### [EXERCISE TASK]
Quote the full listing word for word.

[Entries from a dataset]
====

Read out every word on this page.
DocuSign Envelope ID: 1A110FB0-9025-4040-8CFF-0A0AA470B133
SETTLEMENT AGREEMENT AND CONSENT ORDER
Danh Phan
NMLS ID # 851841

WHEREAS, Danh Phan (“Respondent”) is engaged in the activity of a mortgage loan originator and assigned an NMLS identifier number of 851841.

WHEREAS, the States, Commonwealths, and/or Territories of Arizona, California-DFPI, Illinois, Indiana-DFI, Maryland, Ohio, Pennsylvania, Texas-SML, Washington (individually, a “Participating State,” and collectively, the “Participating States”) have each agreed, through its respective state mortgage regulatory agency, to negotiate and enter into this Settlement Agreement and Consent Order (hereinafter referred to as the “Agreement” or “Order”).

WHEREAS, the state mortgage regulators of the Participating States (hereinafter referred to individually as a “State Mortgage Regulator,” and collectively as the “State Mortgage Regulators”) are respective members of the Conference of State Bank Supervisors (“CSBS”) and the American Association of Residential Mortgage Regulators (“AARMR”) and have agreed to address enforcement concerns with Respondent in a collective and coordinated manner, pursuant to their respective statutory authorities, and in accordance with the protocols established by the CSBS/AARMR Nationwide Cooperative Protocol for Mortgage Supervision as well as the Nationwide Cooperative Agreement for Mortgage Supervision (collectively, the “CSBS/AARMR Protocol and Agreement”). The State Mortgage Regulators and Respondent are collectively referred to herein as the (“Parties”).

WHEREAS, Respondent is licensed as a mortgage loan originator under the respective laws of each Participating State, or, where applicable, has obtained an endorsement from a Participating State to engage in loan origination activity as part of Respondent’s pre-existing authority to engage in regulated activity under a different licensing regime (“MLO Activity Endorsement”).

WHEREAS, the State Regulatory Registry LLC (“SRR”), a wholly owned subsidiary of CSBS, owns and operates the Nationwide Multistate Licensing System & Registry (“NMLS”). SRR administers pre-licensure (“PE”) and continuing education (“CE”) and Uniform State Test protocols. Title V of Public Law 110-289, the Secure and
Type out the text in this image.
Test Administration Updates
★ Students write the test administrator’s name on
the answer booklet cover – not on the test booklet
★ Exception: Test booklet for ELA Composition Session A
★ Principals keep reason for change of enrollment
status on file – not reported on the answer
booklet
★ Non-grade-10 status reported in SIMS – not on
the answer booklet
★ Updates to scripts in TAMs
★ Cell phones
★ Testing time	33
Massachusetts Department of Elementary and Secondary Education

====

### [EXERCISE OUTPUT]
Read out every word on this page.
DocuSign Envelope ID: 1A110FB0-9025-4040-8CFF-0A0AA470B133
SETTLEMENT AGREEMENT AND CONSENT ORDER
Danh Phan
NMLS ID # 851841

WHEREAS, Danh Phan (“Respondent”) is engaged in the activity of a mortgage loan originator and assigned an NMLS identifier number of 851841.

WHEREAS, the States, Commonwealths, and/or Territories of Arizona, California-DFPI, Illinois, Indiana-DFI, Maryland, Ohio, Pennsylvania, Texas-SML, Washington (individually, a “Participating State,” and collectively, the “Participating States”) have each agreed, through its respective state mortgage regulatory agency, to negotiate and enter into this Settlement Agreement and Consent Order (hereinafter referred to as the “Agreement” or “Order”).

WHEREAS, the state mortgage regulators of the Participating States (hereinafter referred to individually as a “State Mortgage Regulator,” and collectively as the “State Mortgage Regulators”) are respective members of the Conference of State Bank Supervisors (“CSBS”) and the American Association of Residential Mortgage Regulators (“AARMR”) and have agreed to address enforcement concerns with Respondent in a collective and coordinated manner, pursuant to their respective statutory authorities, and in accordance with the protocols established by the CSBS/AARMR Nationwide Cooperative Protocol for Mortgage Supervision as well as the Nationwide Cooperative Agreement for Mortgage Supervision (collectively, the “CSBS/AARMR Protocol and Agreement”). The State Mortgage Regulators and Respondent are collectively referred to herein as the (“Parties”).

WHEREAS, Respondent is licensed as a mortgage loan originator under the respective laws of each Participating State, or, where applicable, has obtained an endorsement from a Participating State to engage in loan origination activity as part of Respondent’s pre-existing authority to engage in regulated activity under a different licensing regime (“MLO Activity Endorsement”).

WHEREAS, the State Regulatory Registry LLC (“SRR”), a wholly owned subsidiary of CSBS, owns and operates the Nationwide Multistate Licensing System & Registry (“NMLS”). SRR administers pre-licensure (“PE”) and continuing education (“CE”) and Uniform State Test protocols. Title V of Public Law 110-289, the Secure and
Type out the text in this image.
Test Administration Updates
★ Students write the test administrator’s name on
the answer booklet cover – not on the test booklet
★ Exception: Test booklet for ELA Composition Session A
★ Principals keep reason for change of enrollment
status on file – not reported on the answer
booklet
★ Non-grade-10 status reported in SIMS – not on
the answer booklet
★ Updates to scripts in TAMs
★ Cell phones
★ Testing time	33
Massachusetts Department of Elementary and Secondary Education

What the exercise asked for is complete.